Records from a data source
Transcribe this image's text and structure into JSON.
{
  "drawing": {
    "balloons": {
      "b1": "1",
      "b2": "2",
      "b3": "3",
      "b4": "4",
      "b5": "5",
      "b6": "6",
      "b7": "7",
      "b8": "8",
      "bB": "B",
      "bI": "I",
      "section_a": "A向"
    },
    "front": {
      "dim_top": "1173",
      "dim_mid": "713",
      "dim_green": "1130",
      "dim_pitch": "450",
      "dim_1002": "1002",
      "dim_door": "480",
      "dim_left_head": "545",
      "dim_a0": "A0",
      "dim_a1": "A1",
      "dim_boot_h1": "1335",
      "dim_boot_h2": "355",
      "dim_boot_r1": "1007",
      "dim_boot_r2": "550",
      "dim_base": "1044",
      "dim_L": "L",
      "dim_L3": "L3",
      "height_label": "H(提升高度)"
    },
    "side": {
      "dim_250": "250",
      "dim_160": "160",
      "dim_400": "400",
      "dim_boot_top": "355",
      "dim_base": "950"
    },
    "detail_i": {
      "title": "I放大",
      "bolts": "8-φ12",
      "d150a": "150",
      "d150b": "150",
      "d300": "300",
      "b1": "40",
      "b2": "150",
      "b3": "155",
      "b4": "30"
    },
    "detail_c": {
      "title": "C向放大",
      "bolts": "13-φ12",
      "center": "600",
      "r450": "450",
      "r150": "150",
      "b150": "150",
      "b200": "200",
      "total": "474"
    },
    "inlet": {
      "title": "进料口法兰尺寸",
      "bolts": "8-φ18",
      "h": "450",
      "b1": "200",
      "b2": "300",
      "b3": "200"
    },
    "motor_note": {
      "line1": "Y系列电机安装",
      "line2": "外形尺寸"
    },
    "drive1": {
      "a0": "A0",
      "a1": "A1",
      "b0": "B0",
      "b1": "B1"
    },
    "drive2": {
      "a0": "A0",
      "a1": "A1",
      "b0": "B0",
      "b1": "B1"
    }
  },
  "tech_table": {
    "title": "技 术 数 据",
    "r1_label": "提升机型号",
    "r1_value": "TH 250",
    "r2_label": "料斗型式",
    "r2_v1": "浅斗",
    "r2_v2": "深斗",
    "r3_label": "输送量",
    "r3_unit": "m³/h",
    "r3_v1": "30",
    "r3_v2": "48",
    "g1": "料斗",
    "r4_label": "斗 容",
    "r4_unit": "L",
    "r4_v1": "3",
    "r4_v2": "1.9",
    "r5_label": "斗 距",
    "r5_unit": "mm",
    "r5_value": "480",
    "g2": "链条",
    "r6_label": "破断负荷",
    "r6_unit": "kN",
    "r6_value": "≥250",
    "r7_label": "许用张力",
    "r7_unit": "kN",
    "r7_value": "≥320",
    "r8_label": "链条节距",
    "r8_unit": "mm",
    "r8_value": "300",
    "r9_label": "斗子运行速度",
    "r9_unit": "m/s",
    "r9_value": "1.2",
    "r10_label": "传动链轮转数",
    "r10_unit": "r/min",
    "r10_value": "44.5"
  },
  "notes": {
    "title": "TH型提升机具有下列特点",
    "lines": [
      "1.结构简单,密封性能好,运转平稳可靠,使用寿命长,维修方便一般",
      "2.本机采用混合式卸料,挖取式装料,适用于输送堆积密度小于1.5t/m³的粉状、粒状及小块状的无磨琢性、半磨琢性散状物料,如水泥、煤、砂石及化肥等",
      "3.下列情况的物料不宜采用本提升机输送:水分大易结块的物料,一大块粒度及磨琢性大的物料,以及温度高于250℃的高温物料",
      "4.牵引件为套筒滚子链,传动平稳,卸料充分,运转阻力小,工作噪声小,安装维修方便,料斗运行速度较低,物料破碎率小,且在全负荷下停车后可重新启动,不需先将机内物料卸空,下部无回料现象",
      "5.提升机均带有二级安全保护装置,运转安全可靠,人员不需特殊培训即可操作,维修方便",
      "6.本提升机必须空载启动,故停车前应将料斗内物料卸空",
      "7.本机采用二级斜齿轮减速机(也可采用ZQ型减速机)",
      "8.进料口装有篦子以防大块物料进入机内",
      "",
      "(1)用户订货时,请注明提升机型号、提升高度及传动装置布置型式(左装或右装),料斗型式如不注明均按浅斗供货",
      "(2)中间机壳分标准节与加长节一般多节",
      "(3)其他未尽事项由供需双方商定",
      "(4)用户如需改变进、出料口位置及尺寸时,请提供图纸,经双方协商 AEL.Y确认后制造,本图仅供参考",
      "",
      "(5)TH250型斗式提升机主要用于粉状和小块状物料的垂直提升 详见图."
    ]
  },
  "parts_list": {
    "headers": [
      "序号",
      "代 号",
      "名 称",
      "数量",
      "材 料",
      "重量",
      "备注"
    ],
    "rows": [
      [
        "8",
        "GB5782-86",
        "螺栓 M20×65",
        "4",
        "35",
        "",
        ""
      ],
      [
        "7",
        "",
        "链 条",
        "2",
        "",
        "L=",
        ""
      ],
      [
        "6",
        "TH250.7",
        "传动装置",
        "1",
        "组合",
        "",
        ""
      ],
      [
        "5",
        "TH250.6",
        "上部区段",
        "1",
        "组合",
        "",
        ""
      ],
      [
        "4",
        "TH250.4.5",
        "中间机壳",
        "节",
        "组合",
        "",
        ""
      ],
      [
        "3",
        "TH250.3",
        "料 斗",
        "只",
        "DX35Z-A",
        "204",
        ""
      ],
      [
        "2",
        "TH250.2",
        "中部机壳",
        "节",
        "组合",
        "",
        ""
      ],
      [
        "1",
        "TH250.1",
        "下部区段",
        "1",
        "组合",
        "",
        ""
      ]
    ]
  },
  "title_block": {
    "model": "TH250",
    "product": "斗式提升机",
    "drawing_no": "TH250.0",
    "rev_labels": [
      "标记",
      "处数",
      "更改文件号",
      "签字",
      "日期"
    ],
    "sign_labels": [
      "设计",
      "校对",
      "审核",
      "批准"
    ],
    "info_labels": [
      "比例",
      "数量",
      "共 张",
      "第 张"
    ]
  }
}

*What needs to be done*: Each line of the material should be duplicated exactly, please.

*Complete response*:
Transcribe this image's text and structure into JSON.
{
  "drawing": {
    "balloons": {
      "b1": "1",
      "b2": "2",
      "b3": "3",
      "b4": "4",
      "b5": "5",
      "b6": "6",
      "b7": "7",
      "b8": "8",
      "bB": "B",
      "bI": "I",
      "section_a": "A向"
    },
    "front": {
      "dim_top": "1173",
      "dim_mid": "713",
      "dim_green": "1130",
      "dim_pitch": "450",
      "dim_1002": "1002",
      "dim_door": "480",
      "dim_left_head": "545",
      "dim_a0": "A0",
      "dim_a1": "A1",
      "dim_boot_h1": "1335",
      "dim_boot_h2": "355",
      "dim_boot_r1": "1007",
      "dim_boot_r2": "550",
      "dim_base": "1044",
      "dim_L": "L",
      "dim_L3": "L3",
      "height_label": "H(提升高度)"
    },
    "side": {
      "dim_250": "250",
      "dim_160": "160",
      "dim_400": "400",
      "dim_boot_top": "355",
      "dim_base": "950"
    },
    "detail_i": {
      "title": "I放大",
      "bolts": "8-φ12",
      "d150a": "150",
      "d150b": "150",
      "d300": "300",
      "b1": "40",
      "b2": "150",
      "b3": "155",
      "b4": "30"
    },
    "detail_c": {
      "title": "C向放大",
      "bolts": "13-φ12",
      "center": "600",
      "r450": "450",
      "r150": "150",
      "b150": "150",
      "b200": "200",
      "total": "474"
    },
    "inlet": {
      "title": "进料口法兰尺寸",
      "bolts": "8-φ18",
      "h": "450",
      "b1": "200",
      "b2": "300",
      "b3": "200"
    },
    "motor_note": {
      "line1": "Y系列电机安装",
      "line2": "外形尺寸"
    },
    "drive1": {
      "a0": "A0",
      "a1": "A1",
      "b0": "B0",
      "b1": "B1"
    },
    "drive2": {
      "a0": "A0",
      "a1": "A1",
      "b0": "B0",
      "b1": "B1"
    }
  },
  "tech_table": {
    "title": "技 术 数 据",
    "r1_label": "提升机型号",
    "r1_value": "TH 250",
    "r2_label": "料斗型式",
    "r2_v1": "浅斗",
    "r2_v2": "深斗",
    "r3_label": "输送量",
    "r3_unit": "m³/h",
    "r3_v1": "30",
    "r3_v2": "48",
    "g1": "料斗",
    "r4_label": "斗 容",
    "r4_unit": "L",
    "r4_v1": "3",
    "r4_v2": "1.9",
    "r5_label": "斗 距",
    "r5_unit": "mm",
    "r5_value": "480",
    "g2": "链条",
    "r6_label": "破断负荷",
    "r6_unit": "kN",
    "r6_value": "≥250",
    "r7_label": "许用张力",
    "r7_unit": "kN",
    "r7_value": "≥320",
    "r8_label": "链条节距",
    "r8_unit": "mm",
    "r8_value": "300",
    "r9_label": "斗子运行速度",
    "r9_unit": "m/s",
    "r9_value": "1.2",
    "r10_label": "传动链轮转数",
    "r10_unit": "r/min",
    "r10_value": "44.5"
  },
  "notes": {
    "title": "TH型提升机具有下列特点",
    "lines": [
      "1.结构简单,密封性能好,运转平稳可靠,使用寿命长,维修方便一般",
      "2.本机采用混合式卸料,挖取式装料,适用于输送堆积密度小于1.5t/m³的粉状、粒状及小块状的无磨琢性、半磨琢性散状物料,如水泥、煤、砂石及化肥等",
      "3.下列情况的物料不宜采用本提升机输送:水分大易结块的物料,一大块粒度及磨琢性大的物料,以及温度高于250℃的高温物料",
      "4.牵引件为套筒滚子链,传动平稳,卸料充分,运转阻力小,工作噪声小,安装维修方便,料斗运行速度较低,物料破碎率小,且在全负荷下停车后可重新启动,不需先将机内物料卸空,下部无回料现象",
      "5.提升机均带有二级安全保护装置,运转安全可靠,人员不需特殊培训即可操作,维修方便",
      "6.本提升机必须空载启动,故停车前应将料斗内物料卸空",
      "7.本机采用二级斜齿轮减速机(也可采用ZQ型减速机)",
      "8.进料口装有篦子以防大块物料进入机内",
      "",
      "(1)用户订货时,请注明提升机型号、提升高度及传动装置布置型式(左装或右装),料斗型式如不注明均按浅斗供货",
      "(2)中间机壳分标准节与加长节一般多节",
      "(3)其他未尽事项由供需双方商定",
      "(4)用户如需改变进、出料口位置及尺寸时,请提供图纸,经双方协商 AEL.Y确认后制造,本图仅供参考",
      "",
      "(5)TH250型斗式提升机主要用于粉状和小块状物料的垂直提升 详见图."
    ]
  },
  "parts_list": {
    "headers": [
      "序号",
      "代 号",
      "名 称",
      "数量",
      "材 料",
      "重量",
      "备注"
    ],
    "rows": [
      [
        "8",
        "GB5782-86",
        "螺栓 M20×65",
        "4",
        "35",
        "",
        ""
      ],
      [
        "7",
        "",
        "链 条",
        "2",
        "",
        "L=",
        ""
      ],
      [
        "6",
        "TH250.7",
        "传动装置",
        "1",
        "组合",
        "",
        ""
      ],
      [
        "5",
        "TH250.6",
        "上部区段",
        "1",
        "组合",
        "",
        ""
      ],
      [
        "4",
        "TH250.4.5",
        "中间机壳",
        "节",
        "组合",
        "",
        ""
      ],
      [
        "3",
        "TH250.3",
        "料 斗",
        "只",
        "DX35Z-A",
        "204",
        ""
      ],
      [
        "2",
        "TH250.2",
        "中部机壳",
        "节",
        "组合",
        "",
        ""
      ],
      [
        "1",
        "TH250.1",
        "下部区段",
        "1",
        "组合",
        "",
        ""
      ]
    ]
  },
  "title_block": {
    "model": "TH250",
    "product": "斗式提升机",
    "drawing_no": "TH250.0",
    "rev_labels": [
      "标记",
      "处数",
      "更改文件号",
      "签字",
      "日期"
    ],
    "sign_labels": [
      "设计",
      "校对",
      "审核",
      "批准"
    ],
    "info_labels": [
      "比例",
      "数量",
      "共 张",
      "第 张"
    ]
  }
}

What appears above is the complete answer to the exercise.